:: Exercise set ::
A) In the essay on scientific progress, what has eluded our artificial brethren?
B) In the essay on scientific progress, switch "conversation" to "debate" and write out the part from "One very important" up to and including "our artificial brethren.".
C) Proceed with the essay on scientific progress from the point where it stops.

:: Provided passage ::

# # # # #

We live in amazing times. What was science fiction is rapidly becoming fact. In 2012 a scientist in England posited that an engine could be built that would have reaction without action. It was a silly fantasy. Now? The damn thing is being beta-tested and the argument isn’t IF it can work, but how. And that is one hell of an argument. Ten years ago being paralyzed was a slow death sentence. Now it’s rapidly becoming just another inconvenience. Oddly, at a time in our lives when science is denounced more and more by those who haven’t got the time to learn, it’s making amazing progress. Diseases once thought insurmountable are now in the cross hairs of defeat. Problems, such as drought and famine, are now being dealt into the dustbin of history. Not completely, but the rout is on and they could be eradicated in our lifetime. But all good things bring a flip side. The part of the coin we’d rather not see. For example, if computers can handle more and more tasks for us what’s to prevent them from becoming our overlords?
One very important thing has stood in the way of that happening. Voice recognition and response is one thing. But, to control a conversation or impose your will, you must be able to argue your point. Deductive logic has eluded our artificial brethren.

# # # # #

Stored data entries
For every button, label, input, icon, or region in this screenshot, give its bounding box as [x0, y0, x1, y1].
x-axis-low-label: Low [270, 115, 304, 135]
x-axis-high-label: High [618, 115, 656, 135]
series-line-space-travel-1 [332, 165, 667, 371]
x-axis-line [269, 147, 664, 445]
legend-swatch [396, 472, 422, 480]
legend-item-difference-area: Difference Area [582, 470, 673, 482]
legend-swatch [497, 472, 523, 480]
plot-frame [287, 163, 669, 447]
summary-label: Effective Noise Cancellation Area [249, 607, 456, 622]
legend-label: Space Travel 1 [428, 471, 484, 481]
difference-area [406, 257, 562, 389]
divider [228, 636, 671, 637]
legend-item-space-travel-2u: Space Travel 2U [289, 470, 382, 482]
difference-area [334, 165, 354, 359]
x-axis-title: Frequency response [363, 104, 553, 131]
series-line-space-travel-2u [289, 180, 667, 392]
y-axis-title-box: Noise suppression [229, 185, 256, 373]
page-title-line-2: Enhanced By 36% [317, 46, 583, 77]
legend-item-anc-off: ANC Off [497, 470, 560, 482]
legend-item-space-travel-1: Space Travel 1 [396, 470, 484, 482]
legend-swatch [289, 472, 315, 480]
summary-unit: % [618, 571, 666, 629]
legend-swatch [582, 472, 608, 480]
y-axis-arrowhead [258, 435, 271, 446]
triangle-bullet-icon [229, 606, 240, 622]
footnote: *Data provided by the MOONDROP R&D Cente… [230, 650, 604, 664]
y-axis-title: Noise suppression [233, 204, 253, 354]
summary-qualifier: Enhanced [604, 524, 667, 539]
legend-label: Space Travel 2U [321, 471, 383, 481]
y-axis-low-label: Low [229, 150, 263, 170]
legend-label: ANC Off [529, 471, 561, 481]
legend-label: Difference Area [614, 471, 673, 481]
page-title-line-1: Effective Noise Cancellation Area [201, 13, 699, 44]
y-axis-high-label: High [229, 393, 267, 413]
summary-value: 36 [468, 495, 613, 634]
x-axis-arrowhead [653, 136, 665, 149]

# # # # #

:: Answers to the tasks ::
A) Deductive logic.

B)
One very important thing has stood in the way of that happening. Voice recognition and response is one thing. But, to control a debate or impose your will, you must be able to argue your point. Deductive logic has eluded our artificial brethren.

C)
Prof. Chris Reed, from the University of Dundee, writing over at the fun factory known as the BBC, informs us that the times they are a changing, whether you want them to or not.
Until very recently, the creation of machines that can argue was an unattainable goal.
The aim is not, of course, to teach computers how to up the pressure in a feisty exchange over a parking space, or to resolve whose turn it is to take out the bins.
Instead, machines that can argue would inform debate – helping humans challenge the evidence, look at alternatives and robustly draw conclusions.
It is a possibility which could advance decision making on everything from how a business should invest its money, to tackling crime and improving public health.
But teaching a computer how people communicate – and what an argument actually is – is extraordinarily complex.
Think about a courtroom as an example of where arguments are central.
Giving evidence is certainly a part of the process, but social rules, legal requirements, emotional sensitivities, and practical constraints all influence how advocates, jury members and judges formulate and express their reasoning.
Over the past couple of years, however, researchers have started to think that it might be possible to model some aspects of human arguments.
Work is now under way to capture how such exchanges work and turn them into AI algorithms.
This is a field known as argument technology.
The advances have been made possible by a rapid increase in the amount of data available to train computers in the art of debate.
Some of the data is coming from domains like intelligence analysis; some from specialised online sources and some from broadcasts such as the BBC’s Moral Maze.
New methods to teach computers how arguments work have also been developed.
Researchers in the area draw on philosophy, linguistics, computer science and even law and politics in order to get a handle on how debates fit together.
At the University of Dundee we have recently even been using 2,000-year-old theories of rhetoric as a way of spotting the structures of real-life arguments.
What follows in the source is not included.